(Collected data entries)
..........

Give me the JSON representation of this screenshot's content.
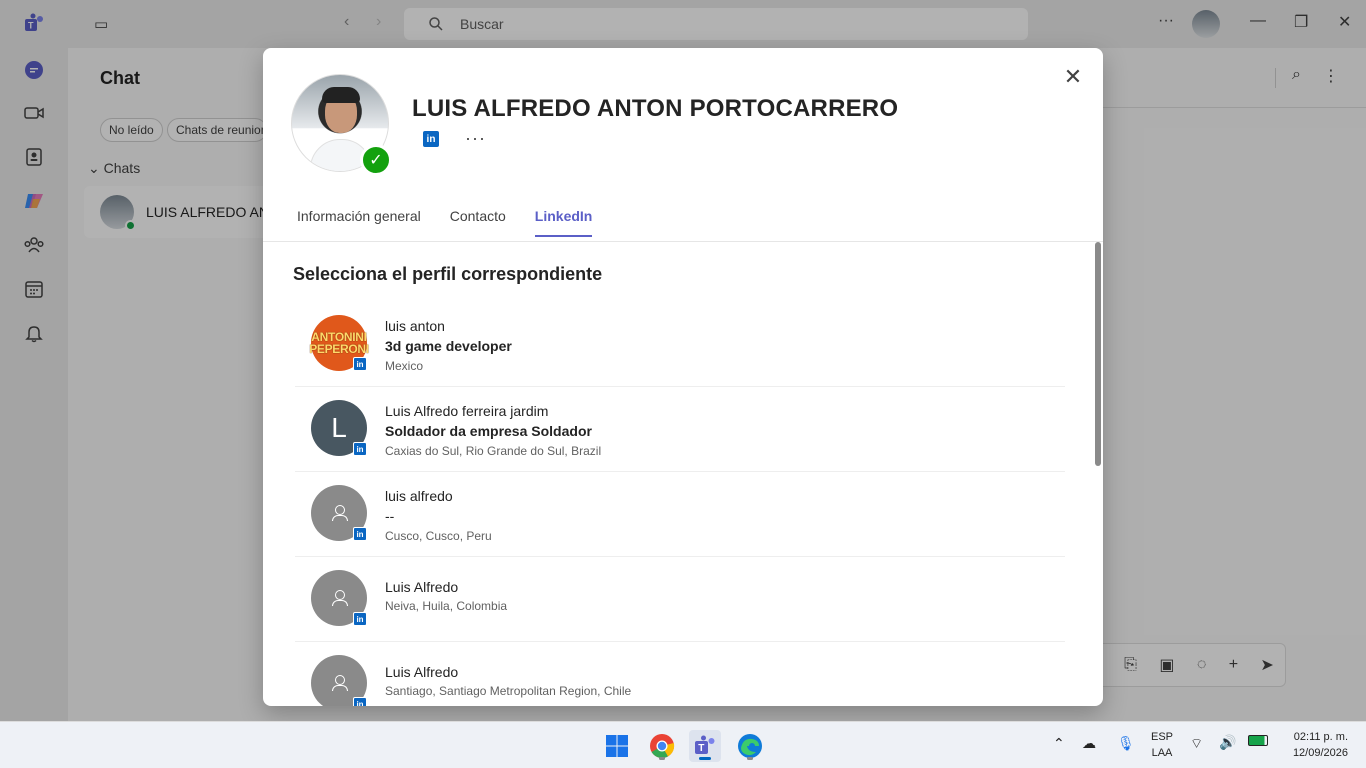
{
  "topbar": {
    "search_placeholder": "Buscar"
  },
  "sidebar": {
    "title": "Chat"
  },
  "filters": [
    "No leído",
    "Chats de reunion"
  ],
  "chats_section": {
    "label": "Chats",
    "item_name": "LUIS ALFREDO ANT"
  },
  "profile": {
    "name": "LUIS ALFREDO ANTON PORTOCARRERO",
    "more_label": "···",
    "linkedin_badge": "in"
  },
  "tabs": [
    {
      "label": "Información general",
      "active": false
    },
    {
      "label": "Contacto",
      "active": false
    },
    {
      "label": "LinkedIn",
      "active": true
    }
  ],
  "section_title": "Selecciona el perfil correspondiente",
  "results": [
    {
      "name": "luis anton",
      "headline": "3d game developer",
      "location": "Mexico",
      "avatar_text_1": "ANTONINI",
      "avatar_text_2": "PEPERONI"
    },
    {
      "name": "Luis Alfredo ferreira jardim",
      "headline": "Soldador da empresa Soldador",
      "location": "Caxias do Sul, Rio Grande do Sul, Brazil",
      "avatar_letter": "L"
    },
    {
      "name": "luis alfredo",
      "headline": "--",
      "location": "Cusco, Cusco, Peru"
    },
    {
      "name": "Luis Alfredo",
      "location": "Neiva, Huila, Colombia"
    },
    {
      "name": "Luis Alfredo",
      "location": "Santiago, Santiago Metropolitan Region, Chile"
    }
  ],
  "taskbar": {
    "lang_1": "ESP",
    "lang_2": "LAA",
    "time": "02:11 p. m.",
    "date": "12/09/2026"
  },
  "colors": {
    "accent": "#5b5fc7",
    "linkedin": "#0a66c2",
    "presence": "#13a10e"
  }
}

..........

To do: Pictures are not part of the copy; reproduce everything else in the records exactly.

Final result:
Give me the JSON representation of this screenshot's content.
{
  "topbar": {
    "search_placeholder": "Buscar"
  },
  "sidebar": {
    "title": "Chat"
  },
  "filters": [
    "No leído",
    "Chats de reunion"
  ],
  "chats_section": {
    "label": "Chats",
    "item_name": "LUIS ALFREDO ANT"
  },
  "profile": {
    "name": "LUIS ALFREDO ANTON PORTOCARRERO",
    "more_label": "···",
    "linkedin_badge": "in"
  },
  "tabs": [
    {
      "label": "Información general",
      "active": false
    },
    {
      "label": "Contacto",
      "active": false
    },
    {
      "label": "LinkedIn",
      "active": true
    }
  ],
  "section_title": "Selecciona el perfil correspondiente",
  "results": [
    {
      "name": "luis anton",
      "headline": "3d game developer",
      "location": "Mexico",
      "avatar_text_1": "ANTONINI",
      "avatar_text_2": "PEPERONI"
    },
    {
      "name": "Luis Alfredo ferreira jardim",
      "headline": "Soldador da empresa Soldador",
      "location": "Caxias do Sul, Rio Grande do Sul, Brazil",
      "avatar_letter": "L"
    },
    {
      "name": "luis alfredo",
      "headline": "--",
      "location": "Cusco, Cusco, Peru"
    },
    {
      "name": "Luis Alfredo",
      "location": "Neiva, Huila, Colombia"
    },
    {
      "name": "Luis Alfredo",
      "location": "Santiago, Santiago Metropolitan Region, Chile"
    }
  ],
  "taskbar": {
    "lang_1": "ESP",
    "lang_2": "LAA",
    "time": "02:11 p. m.",
    "date": "12/09/2026"
  },
  "colors": {
    "accent": "#5b5fc7",
    "linkedin": "#0a66c2",
    "presence": "#13a10e"
  }
}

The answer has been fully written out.